**EXCERPTED TEXT**.
+ + + + + + +
For example ... getHighestPrimeNumber(58) ... should return 53, being the prime number with the greatest value which is also less than or equal to 58
Expect results:
getHighestPrimeNumber(58) === 53
getHighestPrimeNumber(53) === 53
getHighestPrimeNumber(52) === 47
My current approach is to iterate through the prime numbers but this is very inefficient, especially given that there may be 10,000+ numbers in the list - thanks
Vanilla JS or Lodash is fine
Since you posted this with lodash tag just FYI that this with it is trivial due to _.sortedIndex:
const primes = [3,5,7,11,13,17,19,23,29,31,37,41,43,47,53,59,61,67,71,73,79,83,89,97]
const closestPrime = (n) => {
let index = _.sortedIndex(primes, n)
return primes[index] == n ? primes[index] : primes[index-1]
}
console.log(closestPrime(58))
console.log(closestPrime(53))
console.log(closestPrime(52))
<script src="https://cdnjs.cloudflare.com/ajax/libs/lodash.js/4.17.10/lodash.min.js"></script>
Seems like a field for a divide and conquer approach. Something like a Binary search:
const primes = [3,5,7,11,13,17,19,23,29,31,37,41,43,47,53,59,61,67,71,73,79,83,89,97]
function findHighestPrimeNumberRecursive(arr, ceiling) {
const midpoint = arr.length/2
if(arr[midpoint ] === ceiling){
// we found it!
+ + + + + + +
**MATERIAL PROVIDED**.

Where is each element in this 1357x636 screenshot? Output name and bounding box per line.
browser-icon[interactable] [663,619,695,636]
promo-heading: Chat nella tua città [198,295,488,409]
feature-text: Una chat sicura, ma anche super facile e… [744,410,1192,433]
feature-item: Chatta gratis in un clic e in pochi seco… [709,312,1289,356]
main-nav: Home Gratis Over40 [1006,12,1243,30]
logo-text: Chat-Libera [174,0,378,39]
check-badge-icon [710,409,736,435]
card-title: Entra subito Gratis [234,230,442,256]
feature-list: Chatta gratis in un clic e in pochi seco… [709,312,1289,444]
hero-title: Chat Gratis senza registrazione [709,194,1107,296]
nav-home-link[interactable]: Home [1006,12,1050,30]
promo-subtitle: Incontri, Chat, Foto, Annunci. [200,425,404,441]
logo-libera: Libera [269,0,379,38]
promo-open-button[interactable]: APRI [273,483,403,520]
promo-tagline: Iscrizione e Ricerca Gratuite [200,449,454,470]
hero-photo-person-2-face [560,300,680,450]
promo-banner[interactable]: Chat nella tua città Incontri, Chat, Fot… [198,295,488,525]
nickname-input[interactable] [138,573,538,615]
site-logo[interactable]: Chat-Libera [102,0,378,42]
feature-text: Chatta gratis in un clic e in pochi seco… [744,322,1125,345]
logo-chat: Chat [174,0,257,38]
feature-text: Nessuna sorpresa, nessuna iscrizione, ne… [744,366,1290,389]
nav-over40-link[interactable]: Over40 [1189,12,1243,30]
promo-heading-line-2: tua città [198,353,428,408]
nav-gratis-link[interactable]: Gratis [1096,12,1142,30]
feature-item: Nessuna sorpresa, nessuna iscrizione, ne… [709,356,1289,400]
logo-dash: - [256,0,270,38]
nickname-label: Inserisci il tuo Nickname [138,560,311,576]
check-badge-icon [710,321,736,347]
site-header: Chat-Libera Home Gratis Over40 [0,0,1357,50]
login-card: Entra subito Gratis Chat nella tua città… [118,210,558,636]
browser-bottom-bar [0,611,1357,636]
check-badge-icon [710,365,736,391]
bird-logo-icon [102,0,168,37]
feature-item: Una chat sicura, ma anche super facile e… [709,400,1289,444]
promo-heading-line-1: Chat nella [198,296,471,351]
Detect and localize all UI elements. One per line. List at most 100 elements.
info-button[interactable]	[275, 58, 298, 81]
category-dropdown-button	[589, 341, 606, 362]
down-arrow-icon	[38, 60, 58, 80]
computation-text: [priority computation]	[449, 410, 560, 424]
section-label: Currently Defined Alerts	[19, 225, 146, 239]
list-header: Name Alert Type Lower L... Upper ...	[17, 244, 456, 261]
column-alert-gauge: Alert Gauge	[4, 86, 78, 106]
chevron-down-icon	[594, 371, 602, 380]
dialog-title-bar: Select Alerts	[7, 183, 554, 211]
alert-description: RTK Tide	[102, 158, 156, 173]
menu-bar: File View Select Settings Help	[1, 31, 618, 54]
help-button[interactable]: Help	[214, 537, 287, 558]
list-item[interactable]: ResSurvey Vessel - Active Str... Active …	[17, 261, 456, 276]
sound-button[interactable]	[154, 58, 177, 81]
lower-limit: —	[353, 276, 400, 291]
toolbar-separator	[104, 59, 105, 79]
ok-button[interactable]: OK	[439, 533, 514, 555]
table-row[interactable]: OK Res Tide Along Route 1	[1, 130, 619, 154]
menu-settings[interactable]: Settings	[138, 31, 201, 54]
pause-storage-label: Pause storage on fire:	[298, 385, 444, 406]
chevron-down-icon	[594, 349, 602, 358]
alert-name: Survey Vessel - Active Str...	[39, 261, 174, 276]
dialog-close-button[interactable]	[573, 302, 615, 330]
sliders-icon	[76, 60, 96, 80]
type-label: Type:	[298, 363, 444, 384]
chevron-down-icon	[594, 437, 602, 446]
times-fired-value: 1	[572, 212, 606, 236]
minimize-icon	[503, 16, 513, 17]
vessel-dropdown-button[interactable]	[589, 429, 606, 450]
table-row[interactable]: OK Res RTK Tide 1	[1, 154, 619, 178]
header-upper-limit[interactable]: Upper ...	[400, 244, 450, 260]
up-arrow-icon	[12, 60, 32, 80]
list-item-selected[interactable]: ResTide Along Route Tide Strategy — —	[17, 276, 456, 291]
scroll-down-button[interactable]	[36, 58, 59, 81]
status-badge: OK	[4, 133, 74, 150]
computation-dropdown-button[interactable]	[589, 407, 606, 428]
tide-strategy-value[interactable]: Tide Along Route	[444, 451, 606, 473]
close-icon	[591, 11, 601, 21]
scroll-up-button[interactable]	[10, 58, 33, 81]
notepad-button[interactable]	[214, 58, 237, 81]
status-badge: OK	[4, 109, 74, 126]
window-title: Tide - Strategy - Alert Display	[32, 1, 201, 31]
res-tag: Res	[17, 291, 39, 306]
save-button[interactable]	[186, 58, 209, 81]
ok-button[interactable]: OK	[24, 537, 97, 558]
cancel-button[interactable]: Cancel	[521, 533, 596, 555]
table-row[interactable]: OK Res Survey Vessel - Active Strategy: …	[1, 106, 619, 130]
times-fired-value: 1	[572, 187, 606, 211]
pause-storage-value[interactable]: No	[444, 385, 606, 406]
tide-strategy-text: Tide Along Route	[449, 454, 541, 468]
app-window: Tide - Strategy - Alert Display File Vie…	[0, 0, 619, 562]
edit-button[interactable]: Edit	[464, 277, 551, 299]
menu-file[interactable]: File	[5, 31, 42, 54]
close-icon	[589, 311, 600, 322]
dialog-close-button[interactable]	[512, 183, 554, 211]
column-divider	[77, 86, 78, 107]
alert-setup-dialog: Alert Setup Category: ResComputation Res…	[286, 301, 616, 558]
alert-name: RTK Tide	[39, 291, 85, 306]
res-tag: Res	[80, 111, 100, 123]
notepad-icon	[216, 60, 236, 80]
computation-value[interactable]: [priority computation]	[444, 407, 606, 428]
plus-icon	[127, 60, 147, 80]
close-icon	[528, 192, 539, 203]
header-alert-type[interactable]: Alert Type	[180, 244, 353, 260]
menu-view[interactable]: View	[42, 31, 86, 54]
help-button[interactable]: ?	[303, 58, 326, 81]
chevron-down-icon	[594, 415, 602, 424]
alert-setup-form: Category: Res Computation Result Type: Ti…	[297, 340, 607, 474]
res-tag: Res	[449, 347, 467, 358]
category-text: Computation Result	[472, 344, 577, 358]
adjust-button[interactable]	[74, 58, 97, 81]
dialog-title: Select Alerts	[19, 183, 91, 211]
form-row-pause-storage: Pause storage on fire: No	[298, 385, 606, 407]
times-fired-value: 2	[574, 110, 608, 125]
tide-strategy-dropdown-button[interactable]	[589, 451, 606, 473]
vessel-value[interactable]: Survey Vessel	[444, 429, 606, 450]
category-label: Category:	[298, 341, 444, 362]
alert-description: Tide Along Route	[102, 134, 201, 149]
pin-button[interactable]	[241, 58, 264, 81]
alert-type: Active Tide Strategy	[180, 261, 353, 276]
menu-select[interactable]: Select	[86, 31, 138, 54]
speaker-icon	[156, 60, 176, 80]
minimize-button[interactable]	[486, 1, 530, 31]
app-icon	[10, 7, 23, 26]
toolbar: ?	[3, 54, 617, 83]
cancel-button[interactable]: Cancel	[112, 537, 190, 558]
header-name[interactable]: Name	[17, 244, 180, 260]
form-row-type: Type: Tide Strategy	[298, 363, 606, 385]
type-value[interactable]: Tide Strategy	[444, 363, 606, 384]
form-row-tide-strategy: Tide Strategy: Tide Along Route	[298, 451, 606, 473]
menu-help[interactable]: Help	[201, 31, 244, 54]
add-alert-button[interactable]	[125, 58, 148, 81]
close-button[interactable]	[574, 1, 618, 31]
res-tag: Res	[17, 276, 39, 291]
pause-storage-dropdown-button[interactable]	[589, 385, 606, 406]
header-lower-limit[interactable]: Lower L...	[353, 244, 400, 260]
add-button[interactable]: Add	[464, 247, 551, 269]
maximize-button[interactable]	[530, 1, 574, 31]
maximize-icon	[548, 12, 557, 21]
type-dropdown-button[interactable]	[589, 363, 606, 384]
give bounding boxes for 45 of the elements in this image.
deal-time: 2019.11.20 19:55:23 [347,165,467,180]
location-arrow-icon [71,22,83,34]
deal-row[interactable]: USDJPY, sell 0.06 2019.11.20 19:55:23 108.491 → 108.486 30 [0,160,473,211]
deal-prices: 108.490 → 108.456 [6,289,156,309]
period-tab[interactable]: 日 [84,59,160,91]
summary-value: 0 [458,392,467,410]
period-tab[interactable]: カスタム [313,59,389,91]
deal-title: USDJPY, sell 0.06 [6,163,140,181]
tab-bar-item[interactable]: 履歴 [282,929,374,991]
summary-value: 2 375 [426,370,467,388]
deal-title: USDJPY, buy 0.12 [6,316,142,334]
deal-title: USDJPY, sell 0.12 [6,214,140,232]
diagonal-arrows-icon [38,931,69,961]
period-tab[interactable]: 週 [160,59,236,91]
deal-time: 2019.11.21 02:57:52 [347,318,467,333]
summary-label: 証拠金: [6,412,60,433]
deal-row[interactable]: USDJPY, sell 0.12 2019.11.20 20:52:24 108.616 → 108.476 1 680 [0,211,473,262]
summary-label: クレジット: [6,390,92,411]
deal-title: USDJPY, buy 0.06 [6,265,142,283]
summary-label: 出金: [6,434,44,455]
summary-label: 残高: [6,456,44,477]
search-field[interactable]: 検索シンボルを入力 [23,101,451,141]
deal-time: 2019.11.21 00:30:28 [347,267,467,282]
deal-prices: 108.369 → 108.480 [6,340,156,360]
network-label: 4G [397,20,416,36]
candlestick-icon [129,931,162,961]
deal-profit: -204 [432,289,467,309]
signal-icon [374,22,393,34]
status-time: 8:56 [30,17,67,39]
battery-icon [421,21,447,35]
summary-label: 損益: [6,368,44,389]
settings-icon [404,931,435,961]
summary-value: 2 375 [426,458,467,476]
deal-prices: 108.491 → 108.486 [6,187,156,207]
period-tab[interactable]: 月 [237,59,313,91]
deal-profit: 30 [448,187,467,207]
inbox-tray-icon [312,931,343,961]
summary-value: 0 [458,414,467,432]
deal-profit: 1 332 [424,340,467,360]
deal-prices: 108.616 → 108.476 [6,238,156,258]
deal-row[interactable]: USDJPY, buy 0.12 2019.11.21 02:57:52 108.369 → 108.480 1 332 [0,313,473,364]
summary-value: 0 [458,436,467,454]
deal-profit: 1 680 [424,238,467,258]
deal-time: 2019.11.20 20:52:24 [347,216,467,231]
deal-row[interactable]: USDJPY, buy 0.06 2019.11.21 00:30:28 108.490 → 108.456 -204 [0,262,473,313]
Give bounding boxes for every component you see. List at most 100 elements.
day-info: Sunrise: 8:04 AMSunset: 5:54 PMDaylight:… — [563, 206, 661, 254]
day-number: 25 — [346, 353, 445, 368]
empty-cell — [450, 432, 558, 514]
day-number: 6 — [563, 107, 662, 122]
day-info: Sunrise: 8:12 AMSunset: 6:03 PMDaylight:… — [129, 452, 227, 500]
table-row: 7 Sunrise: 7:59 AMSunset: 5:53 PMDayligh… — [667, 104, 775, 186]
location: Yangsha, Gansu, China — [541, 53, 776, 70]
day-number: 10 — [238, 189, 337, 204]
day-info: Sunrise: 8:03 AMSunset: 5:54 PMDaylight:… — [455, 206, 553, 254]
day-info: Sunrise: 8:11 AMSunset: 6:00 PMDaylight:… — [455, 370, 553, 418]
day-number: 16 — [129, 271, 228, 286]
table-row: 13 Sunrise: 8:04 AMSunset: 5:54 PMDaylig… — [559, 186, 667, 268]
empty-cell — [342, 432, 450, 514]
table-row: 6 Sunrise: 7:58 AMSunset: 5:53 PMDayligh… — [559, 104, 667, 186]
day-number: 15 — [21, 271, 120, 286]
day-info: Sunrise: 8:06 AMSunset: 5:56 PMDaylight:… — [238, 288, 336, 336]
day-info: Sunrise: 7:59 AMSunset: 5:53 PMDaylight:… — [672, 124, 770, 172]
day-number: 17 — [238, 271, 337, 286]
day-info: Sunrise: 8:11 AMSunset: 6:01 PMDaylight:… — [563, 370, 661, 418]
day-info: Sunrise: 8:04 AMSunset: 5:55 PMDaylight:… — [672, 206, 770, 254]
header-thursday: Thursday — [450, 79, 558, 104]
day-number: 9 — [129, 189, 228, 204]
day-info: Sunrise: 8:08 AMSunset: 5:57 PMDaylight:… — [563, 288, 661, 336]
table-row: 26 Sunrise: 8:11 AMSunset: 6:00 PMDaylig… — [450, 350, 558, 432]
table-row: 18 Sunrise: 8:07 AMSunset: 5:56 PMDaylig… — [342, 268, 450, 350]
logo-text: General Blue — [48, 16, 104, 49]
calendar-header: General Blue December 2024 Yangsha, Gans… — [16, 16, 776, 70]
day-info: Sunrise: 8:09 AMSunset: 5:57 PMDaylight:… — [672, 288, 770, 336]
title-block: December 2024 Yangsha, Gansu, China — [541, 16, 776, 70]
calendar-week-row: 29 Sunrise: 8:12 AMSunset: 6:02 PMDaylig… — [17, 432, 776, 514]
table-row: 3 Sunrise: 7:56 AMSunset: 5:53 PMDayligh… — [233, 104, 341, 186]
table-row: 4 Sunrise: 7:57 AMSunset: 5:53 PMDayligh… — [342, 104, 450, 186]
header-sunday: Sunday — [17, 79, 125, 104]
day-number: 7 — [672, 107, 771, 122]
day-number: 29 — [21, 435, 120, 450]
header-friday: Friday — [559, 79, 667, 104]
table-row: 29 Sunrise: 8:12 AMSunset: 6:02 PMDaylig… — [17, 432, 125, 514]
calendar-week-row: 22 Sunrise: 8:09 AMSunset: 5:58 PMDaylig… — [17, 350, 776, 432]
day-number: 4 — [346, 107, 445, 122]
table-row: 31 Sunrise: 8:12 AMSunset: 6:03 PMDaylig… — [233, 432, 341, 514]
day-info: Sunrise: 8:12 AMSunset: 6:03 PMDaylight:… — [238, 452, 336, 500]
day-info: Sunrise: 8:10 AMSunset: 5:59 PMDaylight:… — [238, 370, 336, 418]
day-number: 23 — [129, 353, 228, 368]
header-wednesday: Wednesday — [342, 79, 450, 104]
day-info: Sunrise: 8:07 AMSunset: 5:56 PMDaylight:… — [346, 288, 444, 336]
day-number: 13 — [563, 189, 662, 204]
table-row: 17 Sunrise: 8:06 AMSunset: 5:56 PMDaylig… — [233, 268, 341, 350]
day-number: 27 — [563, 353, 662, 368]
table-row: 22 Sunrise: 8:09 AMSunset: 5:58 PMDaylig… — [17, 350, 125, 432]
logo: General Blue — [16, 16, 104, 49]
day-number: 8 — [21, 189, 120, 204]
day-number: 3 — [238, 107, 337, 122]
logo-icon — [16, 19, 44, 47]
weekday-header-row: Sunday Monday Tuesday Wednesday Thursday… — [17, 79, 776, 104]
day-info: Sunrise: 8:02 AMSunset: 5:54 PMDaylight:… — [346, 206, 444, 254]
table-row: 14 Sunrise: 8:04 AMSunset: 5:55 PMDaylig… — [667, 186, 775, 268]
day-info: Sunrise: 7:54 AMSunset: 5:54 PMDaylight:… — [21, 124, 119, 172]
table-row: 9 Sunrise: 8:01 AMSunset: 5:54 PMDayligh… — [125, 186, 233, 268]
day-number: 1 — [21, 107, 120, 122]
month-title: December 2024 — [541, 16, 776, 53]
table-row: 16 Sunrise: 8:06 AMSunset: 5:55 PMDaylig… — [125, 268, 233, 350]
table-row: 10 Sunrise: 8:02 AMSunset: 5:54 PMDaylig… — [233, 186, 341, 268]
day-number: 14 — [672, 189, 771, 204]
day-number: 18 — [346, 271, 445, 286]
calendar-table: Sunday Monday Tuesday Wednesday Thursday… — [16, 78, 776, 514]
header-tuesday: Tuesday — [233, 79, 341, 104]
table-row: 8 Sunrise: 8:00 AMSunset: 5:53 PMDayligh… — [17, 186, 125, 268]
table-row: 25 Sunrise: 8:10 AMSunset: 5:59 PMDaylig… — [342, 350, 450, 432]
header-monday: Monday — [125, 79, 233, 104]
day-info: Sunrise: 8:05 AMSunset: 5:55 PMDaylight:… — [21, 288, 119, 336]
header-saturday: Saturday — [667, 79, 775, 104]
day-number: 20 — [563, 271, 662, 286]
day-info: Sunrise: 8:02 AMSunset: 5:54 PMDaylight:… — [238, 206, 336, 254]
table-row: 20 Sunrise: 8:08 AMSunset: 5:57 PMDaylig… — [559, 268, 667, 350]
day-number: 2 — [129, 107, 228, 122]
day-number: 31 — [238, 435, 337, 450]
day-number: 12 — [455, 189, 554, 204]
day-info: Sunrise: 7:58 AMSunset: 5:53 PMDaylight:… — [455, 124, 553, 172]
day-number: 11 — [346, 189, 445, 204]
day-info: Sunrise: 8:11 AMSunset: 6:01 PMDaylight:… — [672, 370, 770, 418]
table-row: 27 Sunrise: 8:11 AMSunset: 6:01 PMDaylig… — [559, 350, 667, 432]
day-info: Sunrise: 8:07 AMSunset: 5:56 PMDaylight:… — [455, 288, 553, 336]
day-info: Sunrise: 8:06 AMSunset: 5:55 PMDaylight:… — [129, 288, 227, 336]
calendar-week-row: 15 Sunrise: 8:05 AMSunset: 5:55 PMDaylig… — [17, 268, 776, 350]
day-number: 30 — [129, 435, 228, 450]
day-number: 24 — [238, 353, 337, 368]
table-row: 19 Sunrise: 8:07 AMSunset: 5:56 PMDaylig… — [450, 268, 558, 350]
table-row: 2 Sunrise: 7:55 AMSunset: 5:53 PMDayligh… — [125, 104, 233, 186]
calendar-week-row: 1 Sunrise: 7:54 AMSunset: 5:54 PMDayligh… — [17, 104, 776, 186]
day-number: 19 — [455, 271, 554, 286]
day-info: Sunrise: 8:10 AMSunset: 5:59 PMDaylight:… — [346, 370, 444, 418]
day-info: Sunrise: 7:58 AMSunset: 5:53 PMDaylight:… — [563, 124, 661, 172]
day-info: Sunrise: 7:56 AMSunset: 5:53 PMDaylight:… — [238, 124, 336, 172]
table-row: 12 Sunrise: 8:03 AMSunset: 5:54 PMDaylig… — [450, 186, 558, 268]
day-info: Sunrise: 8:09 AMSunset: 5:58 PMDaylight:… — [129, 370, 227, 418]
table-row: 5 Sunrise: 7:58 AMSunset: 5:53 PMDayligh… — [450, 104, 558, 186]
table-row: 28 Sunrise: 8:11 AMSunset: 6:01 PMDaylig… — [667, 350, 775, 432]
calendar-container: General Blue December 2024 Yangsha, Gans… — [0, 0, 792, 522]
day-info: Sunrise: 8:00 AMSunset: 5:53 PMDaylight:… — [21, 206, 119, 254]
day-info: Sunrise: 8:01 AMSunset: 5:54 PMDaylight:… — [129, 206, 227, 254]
+ + + + + + +
**WHAT TO DO**.
(a) Do these statements agree with the prime-number thread? For each, answer yes or no and quote the words of the thread that decide it. (i) The asker calls iterating through the prime numbers very inefficient. (ii) The asker wants a solution only in plain JavaScript, without any library. (iii) For an input of 52, the expected result is 47.
(b) According to the prime-number thread, which Lodash function makes the task trivial?
(c) Copy word for word the part of the prime-number thread between "return primes[index] == n" and "we found it!", inclusive.

**SOLUTIONS TO EACH TASK**.
(a)
(i) Yes: "My current approach is to iterate through the prime numbers but this is very inefficient"
(ii) No: "Vanilla JS or Lodash is fine"
(iii) Yes: "getHighestPrimeNumber(52) === 47"

(b) _.sortedIndex

(c)
return primes[index] == n ? primes[index] : primes[index-1]
}
console.log(closestPrime(58))
console.log(closestPrime(53))
console.log(closestPrime(52))
<script src="https://cdnjs.cloudflare.com/ajax/libs/lodash.js/4.17.10/lodash.min.js"></script>
Seems like a field for a divide and conquer approach. Something like a Binary search:
const primes = [3,5,7,11,13,17,19,23,29,31,37,41,43,47,53,59,61,67,71,73,79,83,89,97]
function findHighestPrimeNumberRecursive(arr, ceiling) {
const midpoint = arr.length/2
if(arr[midpoint ] === ceiling){
// we found it!